= What you need to do =
Copy whichever lines contain the string "text".

= Records provided =
________________
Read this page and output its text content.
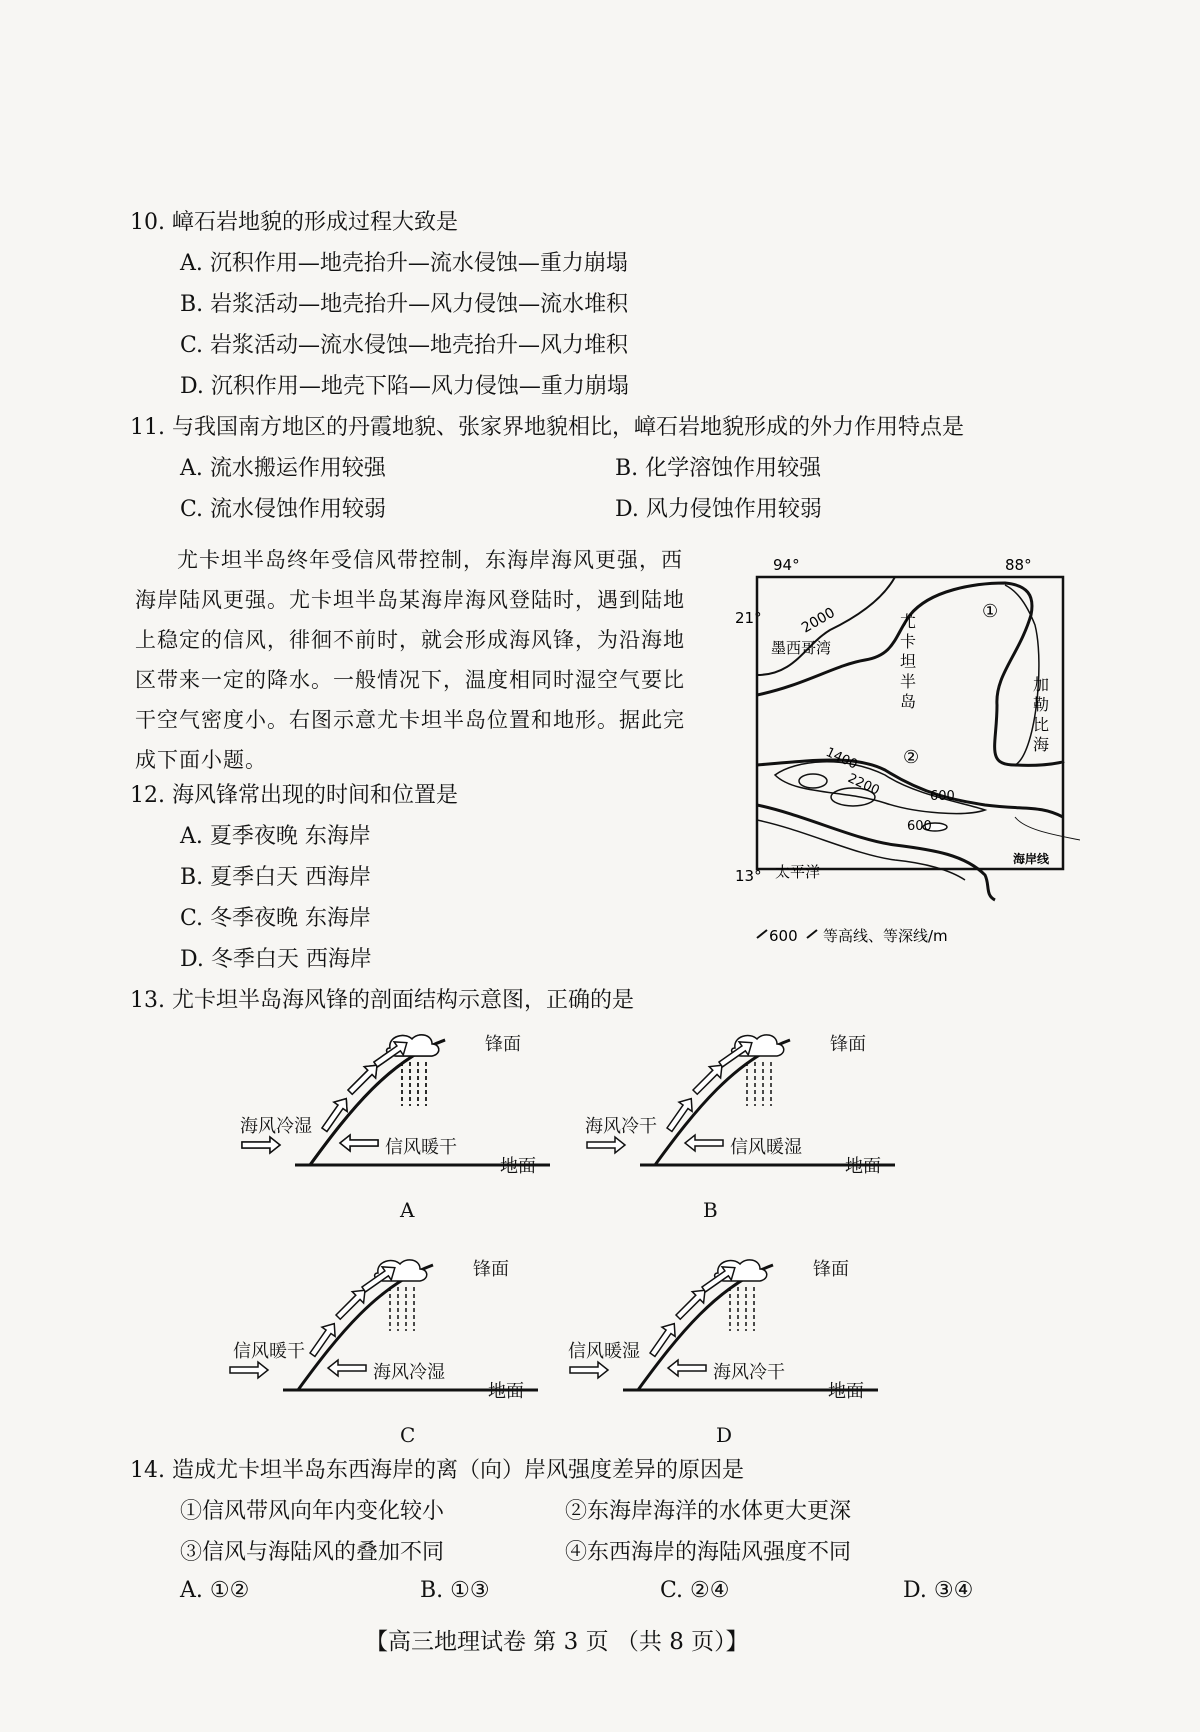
10. 嶂石岩地貌的形成过程大致是
A. 沉积作用—地壳抬升—流水侵蚀—重力崩塌
B. 岩浆活动—地壳抬升—风力侵蚀—流水堆积
C. 岩浆活动—流水侵蚀—地壳抬升—风力堆积
D. 沉积作用—地壳下陷—风力侵蚀—重力崩塌
11. 与我国南方地区的丹霞地貌、张家界地貌相比，嶂石岩地貌形成的外力作用特点是
A. 流水搬运作用较强	B. 化学溶蚀作用较强
C. 流水侵蚀作用较弱	D. 风力侵蚀作用较弱

尤卡坦半岛终年受信风带控制，东海岸海风更强，西海岸陆风更强。尤卡坦半岛某海岸海风登陆时，遇到陆地上稳定的信风，徘徊不前时，就会形成海风锋，为沿海地区带来一定的降水。一般情况下，温度相同时湿空气要比干空气密度小。右图示意尤卡坦半岛位置和地形。据此完成下面小题。

94°	88°
21°
13°
2000
墨西哥湾
尤
卡
坦
半
岛
①
加
勒
比
海
1400 ②
2200	600
600
太平洋
海岸线
600 等高线、等深线/m
12. 海风锋常出现的时间和位置是
A. 夏季夜晚 东海岸
B. 夏季白天 西海岸
C. 冬季夜晚 东海岸
D. 冬季白天 西海岸
13. 尤卡坦半岛海风锋的剖面结构示意图，正确的是
海风冷湿
信风暖干
锋面
地面
A
海风冷干
信风暖湿
锋面
地面
B
信风暖干
海风冷湿
锋面
地面
C
信风暖湿
海风冷干
锋面
地面
D
14. 造成尤卡坦半岛东西海岸的离（向）岸风强度差异的原因是
①信风带风向年内变化较小	②东海岸海洋的水体更大更深
③信风与海陆风的叠加不同	④东西海岸的海陆风强度不同
A. ①②	B. ①③	C. ②④	D. ③④
【高三地理试卷 第 3 页 （共 8 页）】
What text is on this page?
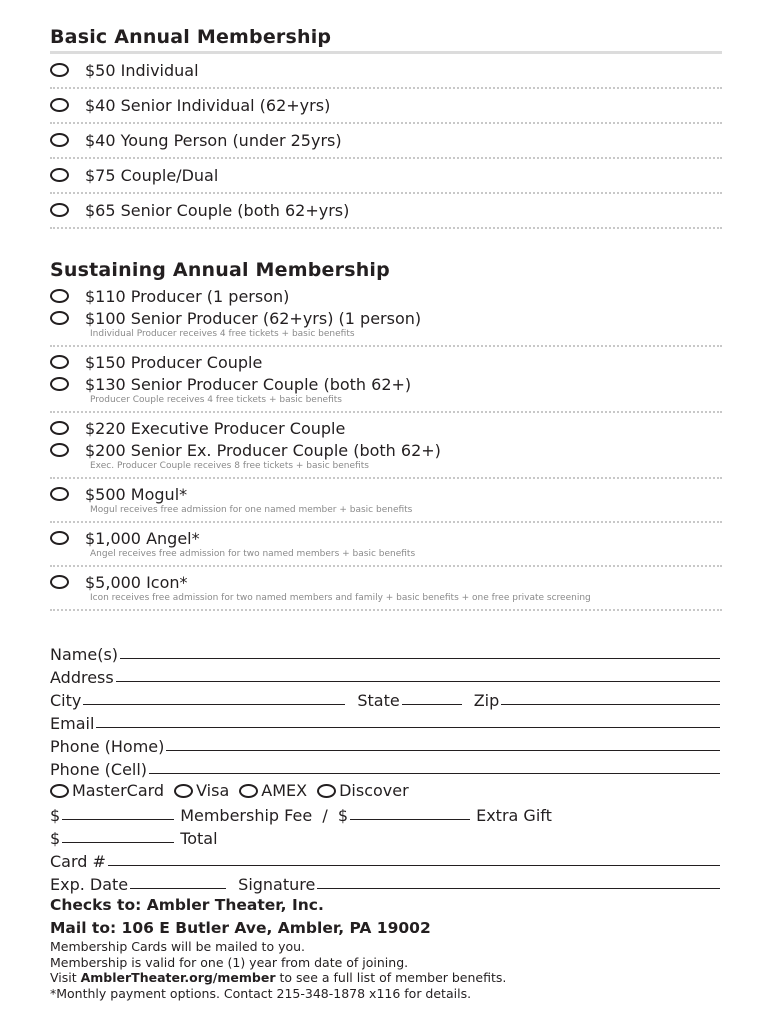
Basic Annual Membership
$50 Individual
$40 Senior Individual (62+yrs)
$40 Young Person (under 25yrs)
$75 Couple/Dual
$65 Senior Couple (both 62+yrs)
Sustaining Annual Membership
$110 Producer (1 person)
$100 Senior Producer (62+yrs) (1 person)
Individual Producer receives 4 free tickets + basic benefits
$150 Producer Couple
$130 Senior Producer Couple (both 62+)
Producer Couple receives 4 free tickets + basic benefits
$220 Executive Producer Couple
$200 Senior Ex. Producer Couple (both 62+)
Exec. Producer Couple receives 8 free tickets + basic benefits
$500 Mogul*
Mogul receives free admission for one named member + basic benefits
$1,000 Angel*
Angel receives free admission for two named members + basic benefits
$5,000 Icon*
Icon receives free admission for two named members and family + basic benefits + one free private screening
Name(s)
Address
City	State	Zip
Email
Phone (Home)
Phone (Cell)
MasterCard Visa AMEX Discover
$	Membership Fee  /  $	Extra Gift
$	Total
Card #
Exp. Date	Signature
Checks to: Ambler Theater, Inc.
Mail to: 106 E Butler Ave, Ambler, PA 19002
Membership Cards will be mailed to you.
Membership is valid for one (1) year from date of joining.
Visit AmblerTheater.org/member to see a full list of member benefits.
*Monthly payment options. Contact 215-348-1878 x116 for details.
________________
= Expected answer =
Read this page and output its text content.
What text is on this page?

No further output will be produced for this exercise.